Will you write out the data exactly, excluding every picture?

● ● ● ● ● ● ●

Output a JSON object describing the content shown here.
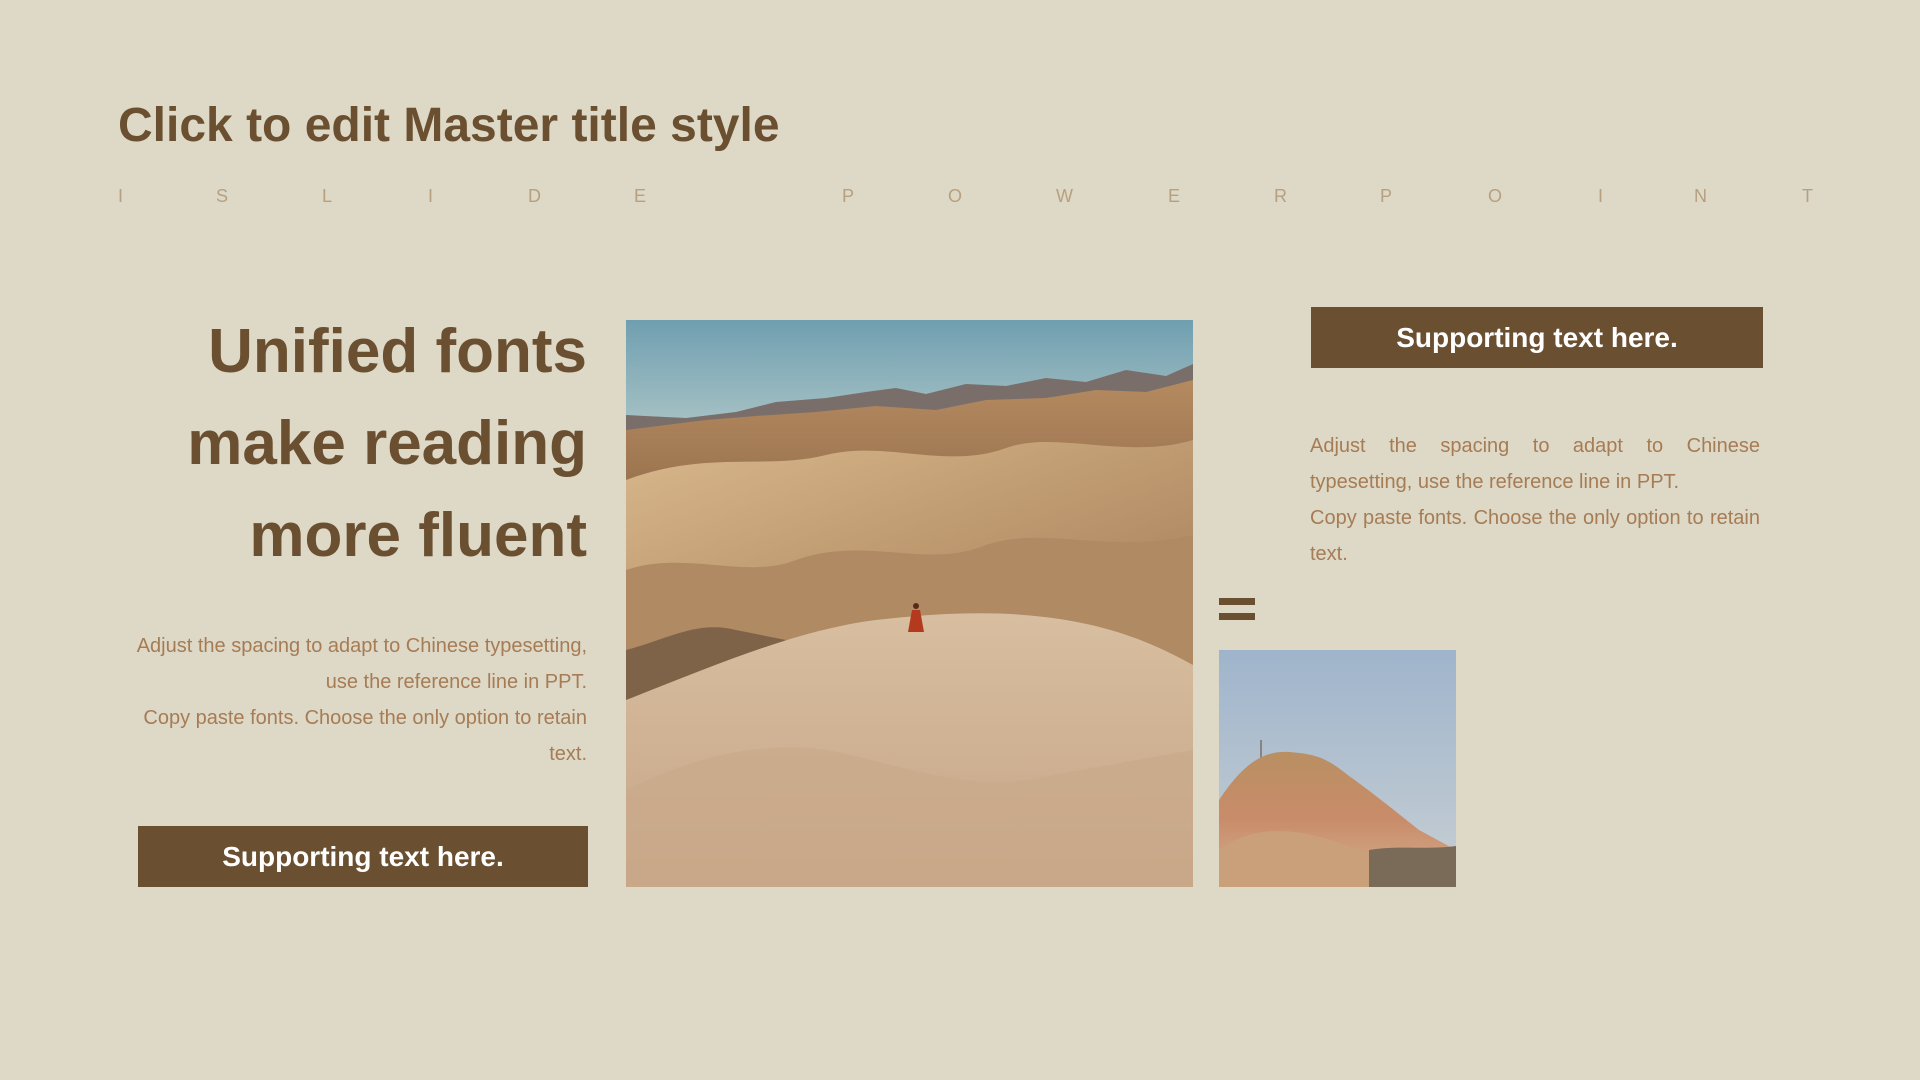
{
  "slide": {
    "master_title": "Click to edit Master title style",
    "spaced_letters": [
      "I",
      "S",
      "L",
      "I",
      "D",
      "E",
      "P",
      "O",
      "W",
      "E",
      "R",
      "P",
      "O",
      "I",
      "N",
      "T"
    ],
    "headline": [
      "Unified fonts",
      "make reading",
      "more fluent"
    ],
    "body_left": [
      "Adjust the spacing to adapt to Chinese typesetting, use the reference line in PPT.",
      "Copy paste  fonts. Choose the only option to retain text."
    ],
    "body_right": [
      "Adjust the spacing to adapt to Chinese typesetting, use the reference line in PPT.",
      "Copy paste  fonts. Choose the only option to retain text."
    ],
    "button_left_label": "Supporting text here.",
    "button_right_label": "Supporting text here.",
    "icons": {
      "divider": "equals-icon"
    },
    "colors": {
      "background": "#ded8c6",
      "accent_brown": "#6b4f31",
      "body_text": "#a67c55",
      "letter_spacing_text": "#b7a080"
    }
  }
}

● ● ● ● ● ● ●

## Written response
Output a JSON object describing the content shown here.
{
  "slide": {
    "master_title": "Click to edit Master title style",
    "spaced_letters": [
      "I",
      "S",
      "L",
      "I",
      "D",
      "E",
      "P",
      "O",
      "W",
      "E",
      "R",
      "P",
      "O",
      "I",
      "N",
      "T"
    ],
    "headline": [
      "Unified fonts",
      "make reading",
      "more fluent"
    ],
    "body_left": [
      "Adjust the spacing to adapt to Chinese typesetting, use the reference line in PPT.",
      "Copy paste  fonts. Choose the only option to retain text."
    ],
    "body_right": [
      "Adjust the spacing to adapt to Chinese typesetting, use the reference line in PPT.",
      "Copy paste  fonts. Choose the only option to retain text."
    ],
    "button_left_label": "Supporting text here.",
    "button_right_label": "Supporting text here.",
    "icons": {
      "divider": "equals-icon"
    },
    "colors": {
      "background": "#ded8c6",
      "accent_brown": "#6b4f31",
      "body_text": "#a67c55",
      "letter_spacing_text": "#b7a080"
    }
  }
}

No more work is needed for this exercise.